■ Prompt: Print the listing as it stands, omitting all images.

■ Material for this exercise:
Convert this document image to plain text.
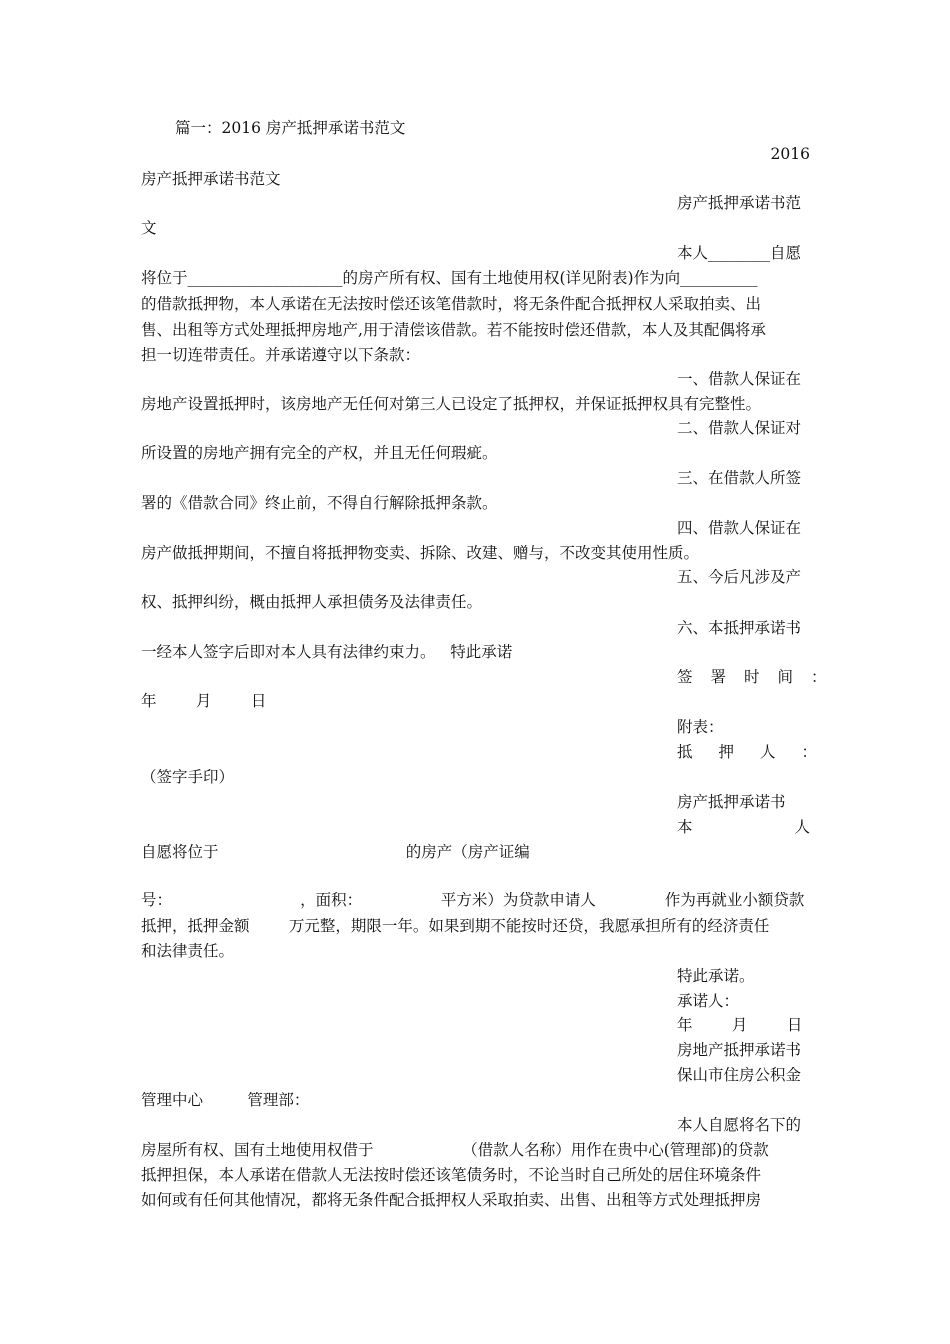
篇一：2016 房产抵押承诺书范文
2016
房产抵押承诺书范文
房产抵押承诺书范
文
本人________自愿
将位于____________________的房产所有权、国有土地使用权(详见附表)作为向__________
的借款抵押物，本人承诺在无法按时偿还该笔借款时，将无条件配合抵押权人采取拍卖、出
售、出租等方式处理抵押房地产,用于清偿该借款。若不能按时偿还借款，本人及其配偶将承
担一切连带责任。并承诺遵守以下条款：
一、借款人保证在
房地产设置抵押时，该房地产无任何对第三人已设定了抵押权，并保证抵押权具有完整性。
二、借款人保证对
所设置的房地产拥有完全的产权，并且无任何瑕疵。
三、在借款人所签
署的《借款合同》终止前，不得自行解除抵押条款。
四、借款人保证在
房产做抵押期间，不擅自将抵押物变卖、拆除、改建、赠与，不改变其使用性质。
五、今后凡涉及产
权、抵押纠纷，概由抵押人承担债务及法律责任。
六、本抵押承诺书
一经本人签字后即对本人具有法律约束力。   特此承诺
签署时间：
年        月        日
附表：
抵押人：
（签字手印）
房产抵押承诺书
本	人
自愿将位于                                      的房产（房产证编
号：                          ，面积：                平方米）为贷款申请人              作为再就业小额贷款
抵押，抵押金额        万元整，期限一年。如果到期不能按时还贷，我愿承担所有的经济责任
和法律责任。
特此承诺。
承诺人：
年        月        日
房地产抵押承诺书
保山市住房公积金
管理中心         管理部：
本人自愿将名下的
房屋所有权、国有土地使用权借于                  （借款人名称）用作在贵中心(管理部)的贷款
抵押担保，本人承诺在借款人无法按时偿还该笔债务时，不论当时自己所处的居住环境条件
如何或有任何其他情况，都将无条件配合抵押权人采取拍卖、出售、出租等方式处理抵押房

■ Expected answer:
Convert this document image to plain text.
篇一：2016 房产抵押承诺书范文
2016
房产抵押承诺书范文
房产抵押承诺书范
文
本人________自愿
将位于____________________的房产所有权、国有土地使用权(详见附表)作为向__________
的借款抵押物，本人承诺在无法按时偿还该笔借款时，将无条件配合抵押权人采取拍卖、出
售、出租等方式处理抵押房地产,用于清偿该借款。若不能按时偿还借款，本人及其配偶将承
担一切连带责任。并承诺遵守以下条款：
一、借款人保证在
房地产设置抵押时，该房地产无任何对第三人已设定了抵押权，并保证抵押权具有完整性。
二、借款人保证对
所设置的房地产拥有完全的产权，并且无任何瑕疵。
三、在借款人所签
署的《借款合同》终止前，不得自行解除抵押条款。
四、借款人保证在
房产做抵押期间，不擅自将抵押物变卖、拆除、改建、赠与，不改变其使用性质。
五、今后凡涉及产
权、抵押纠纷，概由抵押人承担债务及法律责任。
六、本抵押承诺书
一经本人签字后即对本人具有法律约束力。   特此承诺
签署时间：
年        月        日
附表：
抵押人：
（签字手印）
房产抵押承诺书
本	人
自愿将位于                                      的房产（房产证编
号：                          ，面积：                平方米）为贷款申请人              作为再就业小额贷款
抵押，抵押金额        万元整，期限一年。如果到期不能按时还贷，我愿承担所有的经济责任
和法律责任。
特此承诺。
承诺人：
年        月        日
房地产抵押承诺书
保山市住房公积金
管理中心         管理部：
本人自愿将名下的
房屋所有权、国有土地使用权借于                  （借款人名称）用作在贵中心(管理部)的贷款
抵押担保，本人承诺在借款人无法按时偿还该笔债务时，不论当时自己所处的居住环境条件
如何或有任何其他情况，都将无条件配合抵押权人采取拍卖、出售、出租等方式处理抵押房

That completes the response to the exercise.